[Data records]
-- start --
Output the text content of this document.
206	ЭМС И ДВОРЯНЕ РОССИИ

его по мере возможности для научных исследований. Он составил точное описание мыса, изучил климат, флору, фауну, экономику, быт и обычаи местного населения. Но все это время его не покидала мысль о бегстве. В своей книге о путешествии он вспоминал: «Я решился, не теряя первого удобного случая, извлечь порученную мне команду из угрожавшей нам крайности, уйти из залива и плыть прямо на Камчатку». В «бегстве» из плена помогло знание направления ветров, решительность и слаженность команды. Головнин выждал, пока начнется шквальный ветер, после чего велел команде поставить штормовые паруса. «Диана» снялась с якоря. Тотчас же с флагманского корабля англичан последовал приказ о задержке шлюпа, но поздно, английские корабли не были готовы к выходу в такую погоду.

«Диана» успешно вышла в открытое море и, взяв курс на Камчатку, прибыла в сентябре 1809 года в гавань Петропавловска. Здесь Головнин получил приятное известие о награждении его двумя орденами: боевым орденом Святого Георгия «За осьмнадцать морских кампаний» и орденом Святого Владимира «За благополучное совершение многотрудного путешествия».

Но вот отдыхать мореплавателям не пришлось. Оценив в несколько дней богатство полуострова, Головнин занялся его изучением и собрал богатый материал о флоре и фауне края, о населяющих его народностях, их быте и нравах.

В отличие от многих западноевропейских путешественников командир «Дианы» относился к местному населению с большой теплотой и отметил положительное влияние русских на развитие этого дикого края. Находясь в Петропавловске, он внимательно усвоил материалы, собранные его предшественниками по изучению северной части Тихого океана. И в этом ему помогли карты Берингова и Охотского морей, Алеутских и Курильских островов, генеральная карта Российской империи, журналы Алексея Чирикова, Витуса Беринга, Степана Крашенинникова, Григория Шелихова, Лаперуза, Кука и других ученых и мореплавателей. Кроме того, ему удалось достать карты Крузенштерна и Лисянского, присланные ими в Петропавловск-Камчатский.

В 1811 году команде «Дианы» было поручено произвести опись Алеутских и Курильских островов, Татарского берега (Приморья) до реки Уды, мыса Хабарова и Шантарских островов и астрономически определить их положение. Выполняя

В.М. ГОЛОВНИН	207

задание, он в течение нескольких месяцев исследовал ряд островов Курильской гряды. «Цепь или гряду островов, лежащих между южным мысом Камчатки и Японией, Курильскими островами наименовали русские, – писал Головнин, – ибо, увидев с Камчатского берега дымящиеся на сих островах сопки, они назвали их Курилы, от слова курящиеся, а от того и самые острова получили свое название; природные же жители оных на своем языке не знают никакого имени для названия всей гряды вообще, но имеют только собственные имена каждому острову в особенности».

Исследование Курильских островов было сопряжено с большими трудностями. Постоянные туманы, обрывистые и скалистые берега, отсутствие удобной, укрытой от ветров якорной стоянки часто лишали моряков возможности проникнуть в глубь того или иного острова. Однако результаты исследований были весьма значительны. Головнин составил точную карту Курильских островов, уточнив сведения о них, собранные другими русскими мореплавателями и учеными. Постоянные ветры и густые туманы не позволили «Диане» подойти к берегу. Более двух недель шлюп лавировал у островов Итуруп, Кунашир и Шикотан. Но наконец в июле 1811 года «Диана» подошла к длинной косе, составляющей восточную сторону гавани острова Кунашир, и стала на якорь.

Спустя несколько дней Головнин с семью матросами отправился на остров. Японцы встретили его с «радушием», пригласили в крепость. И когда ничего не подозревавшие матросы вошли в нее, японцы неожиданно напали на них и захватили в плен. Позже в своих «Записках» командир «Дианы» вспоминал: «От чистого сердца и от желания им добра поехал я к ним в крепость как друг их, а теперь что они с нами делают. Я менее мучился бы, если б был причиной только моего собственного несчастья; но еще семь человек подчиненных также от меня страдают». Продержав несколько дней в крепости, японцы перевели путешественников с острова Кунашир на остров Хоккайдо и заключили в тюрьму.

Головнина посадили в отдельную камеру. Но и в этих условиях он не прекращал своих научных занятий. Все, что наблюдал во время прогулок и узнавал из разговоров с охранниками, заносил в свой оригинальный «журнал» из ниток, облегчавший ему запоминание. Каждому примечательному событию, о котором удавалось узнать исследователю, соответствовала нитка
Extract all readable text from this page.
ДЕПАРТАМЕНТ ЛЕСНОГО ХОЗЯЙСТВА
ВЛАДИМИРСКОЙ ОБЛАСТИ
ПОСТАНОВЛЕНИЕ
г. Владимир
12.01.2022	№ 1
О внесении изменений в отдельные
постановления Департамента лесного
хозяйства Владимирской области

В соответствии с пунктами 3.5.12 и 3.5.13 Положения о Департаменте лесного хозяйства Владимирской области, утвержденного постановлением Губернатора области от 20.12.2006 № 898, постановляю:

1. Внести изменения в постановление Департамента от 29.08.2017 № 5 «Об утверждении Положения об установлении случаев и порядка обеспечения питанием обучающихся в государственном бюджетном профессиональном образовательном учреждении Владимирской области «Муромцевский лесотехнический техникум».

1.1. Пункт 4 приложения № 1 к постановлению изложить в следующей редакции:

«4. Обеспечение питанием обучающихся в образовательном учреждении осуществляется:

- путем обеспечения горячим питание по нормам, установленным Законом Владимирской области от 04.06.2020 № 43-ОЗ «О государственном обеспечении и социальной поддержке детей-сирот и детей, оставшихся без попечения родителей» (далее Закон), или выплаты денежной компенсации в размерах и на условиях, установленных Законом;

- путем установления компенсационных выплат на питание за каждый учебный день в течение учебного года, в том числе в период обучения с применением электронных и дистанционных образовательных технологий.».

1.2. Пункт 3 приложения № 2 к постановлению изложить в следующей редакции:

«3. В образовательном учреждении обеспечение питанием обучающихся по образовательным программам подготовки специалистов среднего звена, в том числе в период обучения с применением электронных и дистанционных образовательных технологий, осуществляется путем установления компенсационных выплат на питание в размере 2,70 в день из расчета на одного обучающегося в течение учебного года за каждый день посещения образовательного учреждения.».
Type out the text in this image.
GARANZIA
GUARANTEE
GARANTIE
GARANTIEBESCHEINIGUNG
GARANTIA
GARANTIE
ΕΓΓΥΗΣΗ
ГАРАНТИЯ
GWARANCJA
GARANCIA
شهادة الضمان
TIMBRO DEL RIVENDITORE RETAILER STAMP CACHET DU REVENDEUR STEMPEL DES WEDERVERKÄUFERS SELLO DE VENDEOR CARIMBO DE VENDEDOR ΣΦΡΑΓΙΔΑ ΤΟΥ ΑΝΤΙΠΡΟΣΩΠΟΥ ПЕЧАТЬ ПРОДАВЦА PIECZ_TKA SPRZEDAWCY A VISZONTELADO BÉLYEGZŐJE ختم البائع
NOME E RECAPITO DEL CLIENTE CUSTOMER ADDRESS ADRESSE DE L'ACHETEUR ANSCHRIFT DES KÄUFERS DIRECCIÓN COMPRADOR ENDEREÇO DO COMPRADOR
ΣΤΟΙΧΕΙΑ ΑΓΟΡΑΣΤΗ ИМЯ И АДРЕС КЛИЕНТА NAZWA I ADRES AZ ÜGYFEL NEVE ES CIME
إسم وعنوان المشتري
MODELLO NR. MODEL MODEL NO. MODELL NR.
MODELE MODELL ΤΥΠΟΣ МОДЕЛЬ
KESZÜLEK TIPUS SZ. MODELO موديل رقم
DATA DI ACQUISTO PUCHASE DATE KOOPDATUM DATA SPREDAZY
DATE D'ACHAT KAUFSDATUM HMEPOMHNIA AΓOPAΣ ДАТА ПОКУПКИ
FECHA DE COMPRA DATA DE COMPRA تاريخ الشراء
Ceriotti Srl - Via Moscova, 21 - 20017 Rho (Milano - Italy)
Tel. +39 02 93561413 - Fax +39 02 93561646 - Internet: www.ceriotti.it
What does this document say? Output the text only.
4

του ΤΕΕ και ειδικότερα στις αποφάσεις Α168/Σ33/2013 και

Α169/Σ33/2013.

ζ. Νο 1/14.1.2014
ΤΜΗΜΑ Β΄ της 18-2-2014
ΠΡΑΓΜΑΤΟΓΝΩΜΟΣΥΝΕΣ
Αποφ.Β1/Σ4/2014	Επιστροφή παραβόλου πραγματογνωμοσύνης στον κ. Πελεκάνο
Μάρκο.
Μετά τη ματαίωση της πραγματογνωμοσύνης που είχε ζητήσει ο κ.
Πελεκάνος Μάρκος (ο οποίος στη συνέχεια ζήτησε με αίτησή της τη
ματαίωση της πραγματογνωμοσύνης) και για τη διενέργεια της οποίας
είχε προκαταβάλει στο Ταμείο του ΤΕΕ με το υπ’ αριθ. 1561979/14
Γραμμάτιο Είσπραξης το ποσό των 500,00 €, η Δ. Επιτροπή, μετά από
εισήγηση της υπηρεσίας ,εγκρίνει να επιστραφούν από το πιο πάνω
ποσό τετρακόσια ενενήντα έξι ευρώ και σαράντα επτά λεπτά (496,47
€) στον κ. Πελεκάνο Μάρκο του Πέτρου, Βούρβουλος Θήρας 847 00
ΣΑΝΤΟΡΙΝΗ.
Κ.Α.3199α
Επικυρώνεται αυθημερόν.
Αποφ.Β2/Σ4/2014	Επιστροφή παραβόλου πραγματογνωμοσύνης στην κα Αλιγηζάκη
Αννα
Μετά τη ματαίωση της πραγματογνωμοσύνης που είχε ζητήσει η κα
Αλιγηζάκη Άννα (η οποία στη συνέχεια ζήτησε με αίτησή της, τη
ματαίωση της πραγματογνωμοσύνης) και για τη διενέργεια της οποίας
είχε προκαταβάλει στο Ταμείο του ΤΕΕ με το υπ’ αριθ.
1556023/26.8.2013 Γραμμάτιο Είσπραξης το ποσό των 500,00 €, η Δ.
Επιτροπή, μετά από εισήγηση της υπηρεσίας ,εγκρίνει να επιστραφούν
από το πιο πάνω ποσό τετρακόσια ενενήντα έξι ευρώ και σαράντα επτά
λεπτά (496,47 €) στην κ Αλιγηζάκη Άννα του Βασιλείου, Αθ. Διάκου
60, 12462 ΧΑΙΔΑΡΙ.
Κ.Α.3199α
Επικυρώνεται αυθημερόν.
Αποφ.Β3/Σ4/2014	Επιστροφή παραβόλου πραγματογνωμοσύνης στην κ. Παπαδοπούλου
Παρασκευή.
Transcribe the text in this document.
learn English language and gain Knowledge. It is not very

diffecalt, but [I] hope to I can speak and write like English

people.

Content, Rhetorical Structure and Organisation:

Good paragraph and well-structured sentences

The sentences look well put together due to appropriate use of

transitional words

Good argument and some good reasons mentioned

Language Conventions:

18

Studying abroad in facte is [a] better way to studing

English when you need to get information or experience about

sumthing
-- end --
◆ **Requirements**: Give back exactly the lines from the one containing "Transcribe the text in this document." to the end of the material, both ends included.

◆ **Answer to this exercise**:
Transcribe the text in this document.
learn English language and gain Knowledge. It is not very

diffecalt, but [I] hope to I can speak and write like English

people.

Content, Rhetorical Structure and Organisation:

Good paragraph and well-structured sentences

The sentences look well put together due to appropriate use of

transitional words

Good argument and some good reasons mentioned

Language Conventions:

18

Studying abroad in facte is [a] better way to studing

English when you need to get information or experience about

sumthing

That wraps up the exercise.